## WORK TO DO
Exactly as written, please set down all of the entries again, with no pictures.

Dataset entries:
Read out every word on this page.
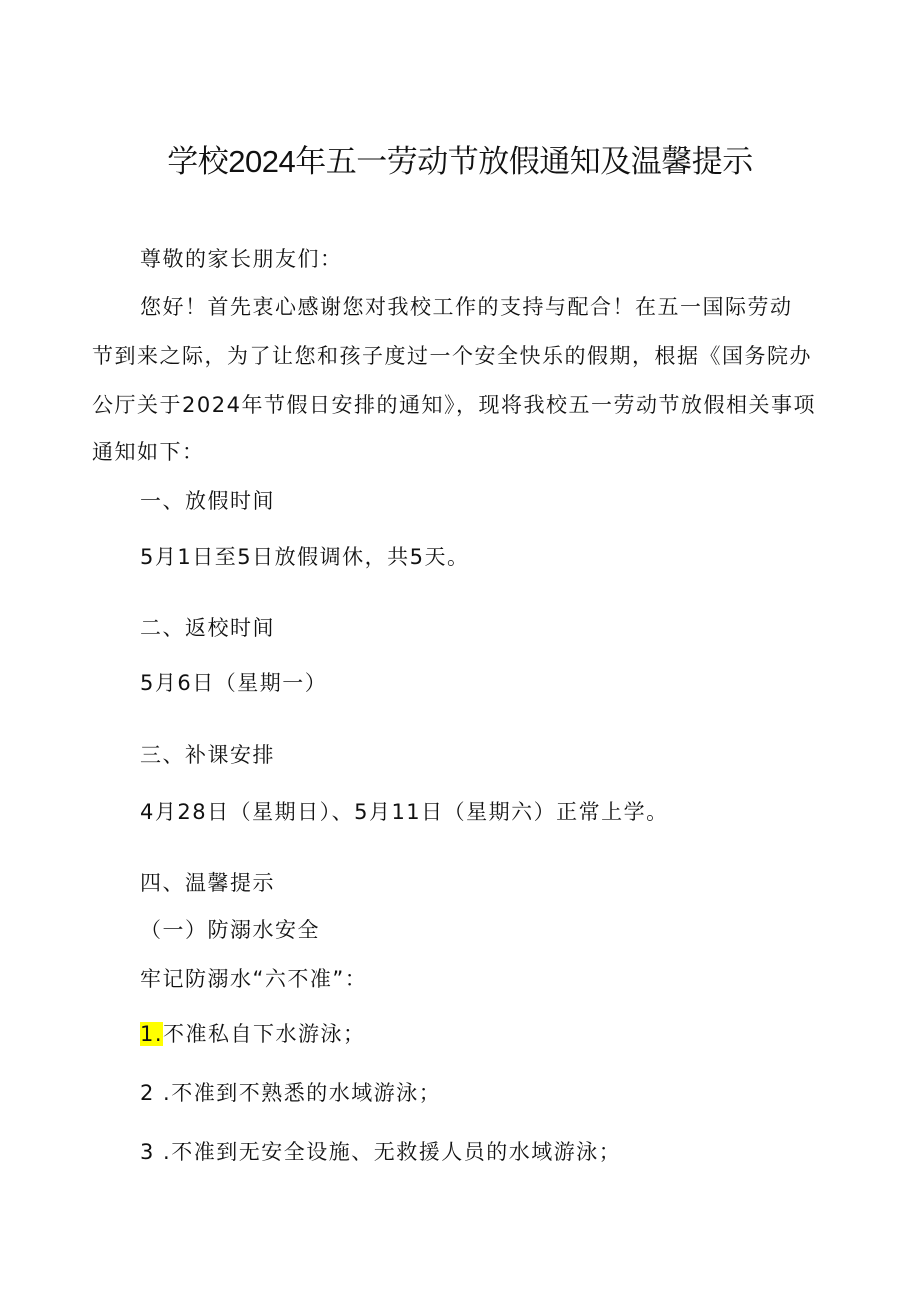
学校2024年五一劳动节放假通知及温馨提示
尊敬的家长朋友们：
您好！首先衷心感谢您对我校工作的支持与配合！在五一国际劳动
节到来之际，为了让您和孩子度过一个安全快乐的假期，根据《国务院办
公厅关于2024年节假日安排的通知》，现将我校五一劳动节放假相关事项
通知如下：
一、放假时间
5月1日至5日放假调休，共5天。
二、返校时间
5月6日（星期一）
三、补课安排
4月28日（星期日）、5月11日（星期六）正常上学。
四、温馨提示
（一）防溺水安全
牢记防溺水“六不准”：
1.不准私自下水游泳；
2 .不准到不熟悉的水域游泳；
3 .不准到无安全设施、无救援人员的水域游泳；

## WORKED ANSWER
Read out every word on this page.
学校2024年五一劳动节放假通知及温馨提示
尊敬的家长朋友们：
您好！首先衷心感谢您对我校工作的支持与配合！在五一国际劳动
节到来之际，为了让您和孩子度过一个安全快乐的假期，根据《国务院办
公厅关于2024年节假日安排的通知》，现将我校五一劳动节放假相关事项
通知如下：
一、放假时间
5月1日至5日放假调休，共5天。
二、返校时间
5月6日（星期一）
三、补课安排
4月28日（星期日）、5月11日（星期六）正常上学。
四、温馨提示
（一）防溺水安全
牢记防溺水“六不准”：
1.不准私自下水游泳；
2 .不准到不熟悉的水域游泳；
3 .不准到无安全设施、无救援人员的水域游泳；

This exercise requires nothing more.